给定文本:

----------

这是对ML4360课程的作业实现, ML4360课程总共包含了6份作业(ex01->ex06),作业包含书面问题以及编程问题,本仓库仅包含对编程问题的实现。
This is an exercise implementation of the ML4360 course, the ML4360 course contains a total of 6 exercises (ex01->ex06), the exercise contains pen and paper questions and programming problems, and this repository only contains the implementation of programming problems.
课程介绍:计算机视觉的目标是从数字图像中计算三维世界的几何和语义属性。该领域的问题包括重建物体的 3D 形状、确定物体的移动方式以及识别物体或场景。本课程将介绍计算机视觉,主题包括图像形成、相机模型、相机校准、特征检测和匹配、运动估计、几何重建、对象检测和跟踪以及场景理解。应用包括构建 3D 地图、创建虚拟形象、图像搜索、组织照片集、人机交互、视频监控、自动驾驶汽车、机器人技术、虚拟现实和增强现实、模拟、医学成像和移动计算机视觉。现代计算机视觉在很大程度上依赖于机器学习,尤其是深度学习和图形模型。因此,本课程假定您具备深度学习的先验知识(例如,深度学习讲座),并在需要时介绍图形模型和结构化预测的基本概念。这些教程将通过在 Python 和 PyTorch 中实现和应用深度神经网络来加深对深度神经网络的理解。本课程的重点是 3D 视觉。
Course Introduction:The goal of computer vision is to compute geometric and semantic properties of the three-dimensional world from digital images. Problems in this field include reconstructing the 3D shape of an object, determining how things are moving and recognizing objects or scenes. This course will provide an introduction to computer vision, with topics including image formation, camera models, camera calibration, feature detection and matching, motion estimation, geometry reconstruction, object detection and tracking, and scene understanding. Applications include building 3D maps, creating virtual avatars, image search, organizing photo collections, human computer interaction, video surveillance, self-driving cars, robotics, virtual and augmented reality, simulation, medical imaging, and mobile computer vision. Modern computer vision relies heavily on machine learning in particular deep learning and graphical models. This course therefore assumes prior knowledge of deep learning (e.g., deep learning lecture) and introduces the basic concepts of graphical models and structured prediction where needed. The tutorials will deepen the understanding of deep neural networks by implementing and applying them in Python and PyTorch. A strong emphasis of this course is on 3D vision.
课程目标:了解计算机视觉的理论和实践概念,包括图像形成、相机模型、特征检测、多视图几何、3D 重建、运动估计、对象识别、场景理解以及使用深度神经网络和图形模型进行结构化预测。本课程的重点是 3D 视觉,完成本课程后,应能够理解并在实践中应用计算机视觉的基本概念,开发和训练计算机视觉模型,复制研究成果并在该领域进行原创性研究。
Course Goals:Students gain an understanding of the theoretical and practical concepts of computer vision including image formation, camera models, feature detection, multiple view geometry, 3D reconstruction, motion estimation, object recognition, scene understanding and structured prediction using deep neural networks and graphical models. A strong emphasis of this course is on 3D vision. After this course, students should be able to understand and apply the basic concepts of computer vision in practice, develop and train computer vision models, reproduce research results and conduct original research in this area.

----------

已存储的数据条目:
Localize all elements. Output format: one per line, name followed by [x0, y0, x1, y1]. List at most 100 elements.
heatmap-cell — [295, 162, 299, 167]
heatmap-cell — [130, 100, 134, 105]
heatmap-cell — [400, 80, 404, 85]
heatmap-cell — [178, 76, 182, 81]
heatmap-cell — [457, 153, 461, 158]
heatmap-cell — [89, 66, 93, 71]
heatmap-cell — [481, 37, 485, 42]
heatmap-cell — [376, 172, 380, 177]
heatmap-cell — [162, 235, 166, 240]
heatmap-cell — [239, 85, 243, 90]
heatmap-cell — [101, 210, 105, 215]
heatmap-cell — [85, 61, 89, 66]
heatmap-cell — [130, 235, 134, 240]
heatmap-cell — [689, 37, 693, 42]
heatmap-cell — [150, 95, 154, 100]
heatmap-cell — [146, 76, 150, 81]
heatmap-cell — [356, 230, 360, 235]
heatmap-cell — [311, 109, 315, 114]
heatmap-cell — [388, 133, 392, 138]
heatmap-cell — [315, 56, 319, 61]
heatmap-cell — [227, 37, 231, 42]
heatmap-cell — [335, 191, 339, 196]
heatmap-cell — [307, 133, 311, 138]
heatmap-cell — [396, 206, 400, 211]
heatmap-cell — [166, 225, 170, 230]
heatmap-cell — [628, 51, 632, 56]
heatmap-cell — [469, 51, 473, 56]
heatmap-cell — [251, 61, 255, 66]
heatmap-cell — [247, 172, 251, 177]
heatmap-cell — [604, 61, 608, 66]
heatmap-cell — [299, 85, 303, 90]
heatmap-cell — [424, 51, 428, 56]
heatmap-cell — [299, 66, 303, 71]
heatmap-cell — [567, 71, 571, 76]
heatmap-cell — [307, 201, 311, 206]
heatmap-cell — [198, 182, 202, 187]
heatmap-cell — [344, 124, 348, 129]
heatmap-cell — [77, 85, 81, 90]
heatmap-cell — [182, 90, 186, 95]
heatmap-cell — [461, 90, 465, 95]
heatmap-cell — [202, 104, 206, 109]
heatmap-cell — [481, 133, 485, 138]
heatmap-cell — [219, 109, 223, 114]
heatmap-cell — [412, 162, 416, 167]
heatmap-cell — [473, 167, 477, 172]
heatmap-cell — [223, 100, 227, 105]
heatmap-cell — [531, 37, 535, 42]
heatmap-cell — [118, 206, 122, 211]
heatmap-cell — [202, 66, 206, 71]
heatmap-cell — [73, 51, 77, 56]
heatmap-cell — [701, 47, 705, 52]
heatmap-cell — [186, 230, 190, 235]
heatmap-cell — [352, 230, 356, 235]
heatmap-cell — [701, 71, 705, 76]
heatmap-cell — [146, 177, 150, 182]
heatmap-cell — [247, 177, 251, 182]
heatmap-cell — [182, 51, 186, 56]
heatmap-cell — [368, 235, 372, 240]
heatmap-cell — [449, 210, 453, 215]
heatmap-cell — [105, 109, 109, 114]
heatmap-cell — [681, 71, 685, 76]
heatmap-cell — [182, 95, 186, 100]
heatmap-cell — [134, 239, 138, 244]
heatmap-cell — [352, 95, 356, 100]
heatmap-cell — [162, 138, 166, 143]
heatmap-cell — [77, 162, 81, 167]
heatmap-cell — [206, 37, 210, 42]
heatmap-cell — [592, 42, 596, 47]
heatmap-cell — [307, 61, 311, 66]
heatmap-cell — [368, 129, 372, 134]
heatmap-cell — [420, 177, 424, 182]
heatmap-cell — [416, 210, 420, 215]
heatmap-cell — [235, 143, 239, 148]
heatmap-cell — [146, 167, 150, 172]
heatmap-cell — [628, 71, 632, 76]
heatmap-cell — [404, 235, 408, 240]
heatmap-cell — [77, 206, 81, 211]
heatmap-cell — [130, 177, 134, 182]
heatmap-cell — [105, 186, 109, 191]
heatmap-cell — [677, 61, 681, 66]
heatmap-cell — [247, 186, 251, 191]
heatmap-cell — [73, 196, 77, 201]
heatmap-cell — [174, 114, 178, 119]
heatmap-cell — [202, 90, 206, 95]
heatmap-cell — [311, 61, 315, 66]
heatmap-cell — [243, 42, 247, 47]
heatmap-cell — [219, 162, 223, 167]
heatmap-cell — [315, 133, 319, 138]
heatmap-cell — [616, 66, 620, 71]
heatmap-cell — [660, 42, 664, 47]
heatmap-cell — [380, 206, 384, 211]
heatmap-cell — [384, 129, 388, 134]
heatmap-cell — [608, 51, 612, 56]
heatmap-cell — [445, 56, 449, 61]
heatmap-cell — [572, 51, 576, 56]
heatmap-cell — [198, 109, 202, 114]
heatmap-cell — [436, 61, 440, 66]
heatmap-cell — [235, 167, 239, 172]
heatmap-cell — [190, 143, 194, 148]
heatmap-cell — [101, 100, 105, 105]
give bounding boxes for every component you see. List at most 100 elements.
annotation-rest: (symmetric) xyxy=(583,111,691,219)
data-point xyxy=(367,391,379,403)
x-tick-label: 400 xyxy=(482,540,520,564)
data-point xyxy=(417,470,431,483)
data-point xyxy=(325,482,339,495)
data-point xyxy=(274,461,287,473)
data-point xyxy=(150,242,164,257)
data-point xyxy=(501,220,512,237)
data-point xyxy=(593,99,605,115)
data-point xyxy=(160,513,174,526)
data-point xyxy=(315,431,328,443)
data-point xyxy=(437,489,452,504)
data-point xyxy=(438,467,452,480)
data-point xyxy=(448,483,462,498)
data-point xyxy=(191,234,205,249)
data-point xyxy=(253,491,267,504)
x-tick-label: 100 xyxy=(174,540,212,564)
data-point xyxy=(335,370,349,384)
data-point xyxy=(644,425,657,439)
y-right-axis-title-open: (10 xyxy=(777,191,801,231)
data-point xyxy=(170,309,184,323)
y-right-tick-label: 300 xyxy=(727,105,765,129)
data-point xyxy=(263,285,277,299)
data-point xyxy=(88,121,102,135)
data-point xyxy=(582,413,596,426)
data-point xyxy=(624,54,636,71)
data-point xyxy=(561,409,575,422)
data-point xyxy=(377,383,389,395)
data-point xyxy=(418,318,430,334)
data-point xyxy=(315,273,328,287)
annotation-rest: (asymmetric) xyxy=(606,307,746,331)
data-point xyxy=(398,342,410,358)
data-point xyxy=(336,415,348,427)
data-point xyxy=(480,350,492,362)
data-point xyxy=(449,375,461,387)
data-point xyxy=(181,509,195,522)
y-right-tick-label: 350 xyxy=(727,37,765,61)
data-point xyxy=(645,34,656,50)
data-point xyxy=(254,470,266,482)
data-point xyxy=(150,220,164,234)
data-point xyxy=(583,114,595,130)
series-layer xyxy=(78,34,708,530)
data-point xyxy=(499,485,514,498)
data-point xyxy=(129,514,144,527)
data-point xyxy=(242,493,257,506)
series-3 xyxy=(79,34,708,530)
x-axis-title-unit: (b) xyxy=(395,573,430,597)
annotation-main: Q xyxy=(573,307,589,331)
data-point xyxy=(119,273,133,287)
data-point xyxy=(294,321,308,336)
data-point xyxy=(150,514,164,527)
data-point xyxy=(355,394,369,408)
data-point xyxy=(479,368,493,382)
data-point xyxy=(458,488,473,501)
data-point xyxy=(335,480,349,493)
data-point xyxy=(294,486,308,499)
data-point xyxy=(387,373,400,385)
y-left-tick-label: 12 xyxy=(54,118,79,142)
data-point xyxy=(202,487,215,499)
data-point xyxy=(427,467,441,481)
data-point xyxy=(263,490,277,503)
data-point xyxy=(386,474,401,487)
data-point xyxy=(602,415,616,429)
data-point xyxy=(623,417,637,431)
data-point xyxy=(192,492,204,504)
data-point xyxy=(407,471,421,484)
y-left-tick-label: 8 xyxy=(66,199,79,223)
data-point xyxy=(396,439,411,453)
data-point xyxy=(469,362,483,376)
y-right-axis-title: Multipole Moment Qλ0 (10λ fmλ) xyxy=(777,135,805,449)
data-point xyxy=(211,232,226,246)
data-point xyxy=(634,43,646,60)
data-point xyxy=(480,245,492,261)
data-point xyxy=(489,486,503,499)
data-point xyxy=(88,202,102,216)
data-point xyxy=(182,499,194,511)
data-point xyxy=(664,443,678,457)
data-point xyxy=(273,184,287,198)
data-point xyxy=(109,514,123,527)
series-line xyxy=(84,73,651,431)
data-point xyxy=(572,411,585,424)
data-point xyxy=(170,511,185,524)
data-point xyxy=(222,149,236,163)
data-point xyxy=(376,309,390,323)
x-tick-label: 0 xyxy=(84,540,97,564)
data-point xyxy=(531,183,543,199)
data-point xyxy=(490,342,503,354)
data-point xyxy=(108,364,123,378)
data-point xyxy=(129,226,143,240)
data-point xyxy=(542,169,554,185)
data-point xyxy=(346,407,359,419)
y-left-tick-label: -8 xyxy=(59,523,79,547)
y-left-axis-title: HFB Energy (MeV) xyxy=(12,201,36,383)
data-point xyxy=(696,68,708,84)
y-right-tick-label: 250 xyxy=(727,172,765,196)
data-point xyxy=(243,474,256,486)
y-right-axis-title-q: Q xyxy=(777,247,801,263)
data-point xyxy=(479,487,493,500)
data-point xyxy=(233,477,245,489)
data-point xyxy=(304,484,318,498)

----------

任务列表:
1. 根据给定文本中文的"课程介绍",列出本课程涵盖的全部主题。
2. 返回给定文本中从"This is an exercise"到"of programming problems."的部分,一字不改。

参考答案:
1. 图像形成、相机模型、相机校准、特征检测和匹配、运动估计、几何重建、对象检测和跟踪、场景理解

2.
This is an exercise implementation of the ML4360 course, the ML4360 course contains a total of 6 exercises (ex01->ex06), the exercise contains pen and paper questions and programming problems, and this repository only contains the implementation of programming problems.